Write the records out again, keeping each line exactly as it is.

──────── SUPPLIED RECORDS ────────

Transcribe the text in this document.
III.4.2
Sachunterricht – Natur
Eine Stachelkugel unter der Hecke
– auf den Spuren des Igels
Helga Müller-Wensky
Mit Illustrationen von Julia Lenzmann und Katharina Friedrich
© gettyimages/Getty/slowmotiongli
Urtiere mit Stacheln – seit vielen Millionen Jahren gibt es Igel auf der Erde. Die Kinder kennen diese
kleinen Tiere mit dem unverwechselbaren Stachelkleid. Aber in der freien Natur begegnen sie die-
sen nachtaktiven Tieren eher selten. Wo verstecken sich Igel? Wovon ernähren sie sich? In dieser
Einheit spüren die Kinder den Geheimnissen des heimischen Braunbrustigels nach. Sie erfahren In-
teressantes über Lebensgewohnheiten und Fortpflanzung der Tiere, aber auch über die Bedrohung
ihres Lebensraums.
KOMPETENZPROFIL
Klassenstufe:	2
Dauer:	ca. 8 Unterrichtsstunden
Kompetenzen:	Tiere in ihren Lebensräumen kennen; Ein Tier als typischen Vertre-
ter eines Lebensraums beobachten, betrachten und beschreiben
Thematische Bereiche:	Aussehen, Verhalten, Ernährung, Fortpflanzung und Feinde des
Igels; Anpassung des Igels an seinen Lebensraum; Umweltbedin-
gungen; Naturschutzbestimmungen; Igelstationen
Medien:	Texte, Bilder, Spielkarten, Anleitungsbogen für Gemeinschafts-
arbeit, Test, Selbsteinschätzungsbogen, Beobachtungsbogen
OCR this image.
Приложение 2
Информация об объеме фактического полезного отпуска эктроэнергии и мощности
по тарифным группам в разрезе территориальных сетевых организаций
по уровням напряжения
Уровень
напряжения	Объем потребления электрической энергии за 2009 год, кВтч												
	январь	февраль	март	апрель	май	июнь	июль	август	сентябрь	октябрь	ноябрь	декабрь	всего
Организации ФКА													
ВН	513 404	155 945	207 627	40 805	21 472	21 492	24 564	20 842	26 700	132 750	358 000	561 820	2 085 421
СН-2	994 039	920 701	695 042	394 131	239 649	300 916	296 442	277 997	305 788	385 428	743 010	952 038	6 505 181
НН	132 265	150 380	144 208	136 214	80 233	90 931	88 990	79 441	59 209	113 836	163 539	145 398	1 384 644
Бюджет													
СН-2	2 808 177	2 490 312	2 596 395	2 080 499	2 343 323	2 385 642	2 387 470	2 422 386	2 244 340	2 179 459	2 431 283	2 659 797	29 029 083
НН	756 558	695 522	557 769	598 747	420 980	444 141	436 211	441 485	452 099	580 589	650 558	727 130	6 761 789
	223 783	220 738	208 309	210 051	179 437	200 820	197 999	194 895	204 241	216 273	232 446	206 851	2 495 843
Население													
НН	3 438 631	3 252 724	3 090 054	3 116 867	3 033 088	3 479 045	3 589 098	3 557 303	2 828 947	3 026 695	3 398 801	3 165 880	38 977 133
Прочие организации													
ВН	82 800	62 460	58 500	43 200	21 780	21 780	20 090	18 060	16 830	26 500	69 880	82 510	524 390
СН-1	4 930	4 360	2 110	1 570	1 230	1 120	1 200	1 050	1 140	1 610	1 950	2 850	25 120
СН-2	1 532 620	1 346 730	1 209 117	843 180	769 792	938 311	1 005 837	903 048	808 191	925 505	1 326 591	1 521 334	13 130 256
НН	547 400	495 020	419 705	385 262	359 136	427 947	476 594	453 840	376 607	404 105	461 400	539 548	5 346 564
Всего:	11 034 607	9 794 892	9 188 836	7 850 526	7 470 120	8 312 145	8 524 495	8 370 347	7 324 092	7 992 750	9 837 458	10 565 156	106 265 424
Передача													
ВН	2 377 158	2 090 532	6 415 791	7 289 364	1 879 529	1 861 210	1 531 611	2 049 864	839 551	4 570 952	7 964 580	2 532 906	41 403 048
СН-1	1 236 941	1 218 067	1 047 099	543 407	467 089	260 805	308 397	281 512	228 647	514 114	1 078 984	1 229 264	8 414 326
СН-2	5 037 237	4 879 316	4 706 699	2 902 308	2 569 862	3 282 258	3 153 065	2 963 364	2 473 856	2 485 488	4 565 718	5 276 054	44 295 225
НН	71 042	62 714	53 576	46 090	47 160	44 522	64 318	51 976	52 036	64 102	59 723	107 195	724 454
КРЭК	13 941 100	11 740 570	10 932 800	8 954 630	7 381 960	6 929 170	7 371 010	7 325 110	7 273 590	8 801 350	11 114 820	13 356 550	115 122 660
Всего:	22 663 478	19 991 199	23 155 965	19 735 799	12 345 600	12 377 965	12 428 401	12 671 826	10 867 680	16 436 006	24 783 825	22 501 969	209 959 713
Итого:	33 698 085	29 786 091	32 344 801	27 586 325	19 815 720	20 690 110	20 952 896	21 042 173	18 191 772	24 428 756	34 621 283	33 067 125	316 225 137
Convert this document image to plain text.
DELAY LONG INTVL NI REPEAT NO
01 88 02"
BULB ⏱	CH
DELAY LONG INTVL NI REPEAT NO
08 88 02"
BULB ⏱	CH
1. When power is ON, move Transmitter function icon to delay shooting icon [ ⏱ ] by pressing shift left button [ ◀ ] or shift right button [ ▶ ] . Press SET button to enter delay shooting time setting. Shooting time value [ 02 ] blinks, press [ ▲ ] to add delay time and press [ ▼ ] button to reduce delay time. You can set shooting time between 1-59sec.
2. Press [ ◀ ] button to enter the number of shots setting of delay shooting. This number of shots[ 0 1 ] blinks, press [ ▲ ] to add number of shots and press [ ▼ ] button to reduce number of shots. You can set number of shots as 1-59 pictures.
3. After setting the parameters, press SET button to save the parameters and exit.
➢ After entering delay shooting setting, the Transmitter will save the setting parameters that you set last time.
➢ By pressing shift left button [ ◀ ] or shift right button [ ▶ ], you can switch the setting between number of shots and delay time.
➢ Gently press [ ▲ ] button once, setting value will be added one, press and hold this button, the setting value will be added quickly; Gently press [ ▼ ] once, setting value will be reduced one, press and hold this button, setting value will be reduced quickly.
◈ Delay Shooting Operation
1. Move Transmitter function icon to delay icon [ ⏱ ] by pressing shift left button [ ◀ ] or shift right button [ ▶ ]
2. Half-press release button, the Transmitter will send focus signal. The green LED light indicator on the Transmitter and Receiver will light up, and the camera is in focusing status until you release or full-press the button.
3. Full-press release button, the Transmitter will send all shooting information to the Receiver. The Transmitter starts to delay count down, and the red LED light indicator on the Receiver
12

────────

§ **RESPONSE**
Transcribe the text in this document.
III.4.2
Sachunterricht – Natur
Eine Stachelkugel unter der Hecke
– auf den Spuren des Igels
Helga Müller-Wensky
Mit Illustrationen von Julia Lenzmann und Katharina Friedrich
© gettyimages/Getty/slowmotiongli
Urtiere mit Stacheln – seit vielen Millionen Jahren gibt es Igel auf der Erde. Die Kinder kennen diese
kleinen Tiere mit dem unverwechselbaren Stachelkleid. Aber in der freien Natur begegnen sie die-
sen nachtaktiven Tieren eher selten. Wo verstecken sich Igel? Wovon ernähren sie sich? In dieser
Einheit spüren die Kinder den Geheimnissen des heimischen Braunbrustigels nach. Sie erfahren In-
teressantes über Lebensgewohnheiten und Fortpflanzung der Tiere, aber auch über die Bedrohung
ihres Lebensraums.
KOMPETENZPROFIL
Klassenstufe:	2
Dauer:	ca. 8 Unterrichtsstunden
Kompetenzen:	Tiere in ihren Lebensräumen kennen; Ein Tier als typischen Vertre-
ter eines Lebensraums beobachten, betrachten und beschreiben
Thematische Bereiche:	Aussehen, Verhalten, Ernährung, Fortpflanzung und Feinde des
Igels; Anpassung des Igels an seinen Lebensraum; Umweltbedin-
gungen; Naturschutzbestimmungen; Igelstationen
Medien:	Texte, Bilder, Spielkarten, Anleitungsbogen für Gemeinschafts-
arbeit, Test, Selbsteinschätzungsbogen, Beobachtungsbogen
OCR this image.
Приложение 2
Информация об объеме фактического полезного отпуска эктроэнергии и мощности
по тарифным группам в разрезе территориальных сетевых организаций
по уровням напряжения
Уровень
напряжения	Объем потребления электрической энергии за 2009 год, кВтч												
	январь	февраль	март	апрель	май	июнь	июль	август	сентябрь	октябрь	ноябрь	декабрь	всего
Организации ФКА													
ВН	513 404	155 945	207 627	40 805	21 472	21 492	24 564	20 842	26 700	132 750	358 000	561 820	2 085 421
СН-2	994 039	920 701	695 042	394 131	239 649	300 916	296 442	277 997	305 788	385 428	743 010	952 038	6 505 181
НН	132 265	150 380	144 208	136 214	80 233	90 931	88 990	79 441	59 209	113 836	163 539	145 398	1 384 644
Бюджет													
СН-2	2 808 177	2 490 312	2 596 395	2 080 499	2 343 323	2 385 642	2 387 470	2 422 386	2 244 340	2 179 459	2 431 283	2 659 797	29 029 083
НН	756 558	695 522	557 769	598 747	420 980	444 141	436 211	441 485	452 099	580 589	650 558	727 130	6 761 789
	223 783	220 738	208 309	210 051	179 437	200 820	197 999	194 895	204 241	216 273	232 446	206 851	2 495 843
Население													
НН	3 438 631	3 252 724	3 090 054	3 116 867	3 033 088	3 479 045	3 589 098	3 557 303	2 828 947	3 026 695	3 398 801	3 165 880	38 977 133
Прочие организации													
ВН	82 800	62 460	58 500	43 200	21 780	21 780	20 090	18 060	16 830	26 500	69 880	82 510	524 390
СН-1	4 930	4 360	2 110	1 570	1 230	1 120	1 200	1 050	1 140	1 610	1 950	2 850	25 120
СН-2	1 532 620	1 346 730	1 209 117	843 180	769 792	938 311	1 005 837	903 048	808 191	925 505	1 326 591	1 521 334	13 130 256
НН	547 400	495 020	419 705	385 262	359 136	427 947	476 594	453 840	376 607	404 105	461 400	539 548	5 346 564
Всего:	11 034 607	9 794 892	9 188 836	7 850 526	7 470 120	8 312 145	8 524 495	8 370 347	7 324 092	7 992 750	9 837 458	10 565 156	106 265 424
Передача													
ВН	2 377 158	2 090 532	6 415 791	7 289 364	1 879 529	1 861 210	1 531 611	2 049 864	839 551	4 570 952	7 964 580	2 532 906	41 403 048
СН-1	1 236 941	1 218 067	1 047 099	543 407	467 089	260 805	308 397	281 512	228 647	514 114	1 078 984	1 229 264	8 414 326
СН-2	5 037 237	4 879 316	4 706 699	2 902 308	2 569 862	3 282 258	3 153 065	2 963 364	2 473 856	2 485 488	4 565 718	5 276 054	44 295 225
НН	71 042	62 714	53 576	46 090	47 160	44 522	64 318	51 976	52 036	64 102	59 723	107 195	724 454
КРЭК	13 941 100	11 740 570	10 932 800	8 954 630	7 381 960	6 929 170	7 371 010	7 325 110	7 273 590	8 801 350	11 114 820	13 356 550	115 122 660
Всего:	22 663 478	19 991 199	23 155 965	19 735 799	12 345 600	12 377 965	12 428 401	12 671 826	10 867 680	16 436 006	24 783 825	22 501 969	209 959 713
Итого:	33 698 085	29 786 091	32 344 801	27 586 325	19 815 720	20 690 110	20 952 896	21 042 173	18 191 772	24 428 756	34 621 283	33 067 125	316 225 137
Convert this document image to plain text.
DELAY LONG INTVL NI REPEAT NO
01 88 02"
BULB ⏱	CH
DELAY LONG INTVL NI REPEAT NO
08 88 02"
BULB ⏱	CH
1. When power is ON, move Transmitter function icon to delay shooting icon [ ⏱ ] by pressing shift left button [ ◀ ] or shift right button [ ▶ ] . Press SET button to enter delay shooting time setting. Shooting time value [ 02 ] blinks, press [ ▲ ] to add delay time and press [ ▼ ] button to reduce delay time. You can set shooting time between 1-59sec.
2. Press [ ◀ ] button to enter the number of shots setting of delay shooting. This number of shots[ 0 1 ] blinks, press [ ▲ ] to add number of shots and press [ ▼ ] button to reduce number of shots. You can set number of shots as 1-59 pictures.
3. After setting the parameters, press SET button to save the parameters and exit.
➢ After entering delay shooting setting, the Transmitter will save the setting parameters that you set last time.
➢ By pressing shift left button [ ◀ ] or shift right button [ ▶ ], you can switch the setting between number of shots and delay time.
➢ Gently press [ ▲ ] button once, setting value will be added one, press and hold this button, the setting value will be added quickly; Gently press [ ▼ ] once, setting value will be reduced one, press and hold this button, setting value will be reduced quickly.
◈ Delay Shooting Operation
1. Move Transmitter function icon to delay icon [ ⏱ ] by pressing shift left button [ ◀ ] or shift right button [ ▶ ]
2. Half-press release button, the Transmitter will send focus signal. The green LED light indicator on the Transmitter and Receiver will light up, and the camera is in focusing status until you release or full-press the button.
3. Full-press release button, the Transmitter will send all shooting information to the Receiver. The Transmitter starts to delay count down, and the red LED light indicator on the Receiver
12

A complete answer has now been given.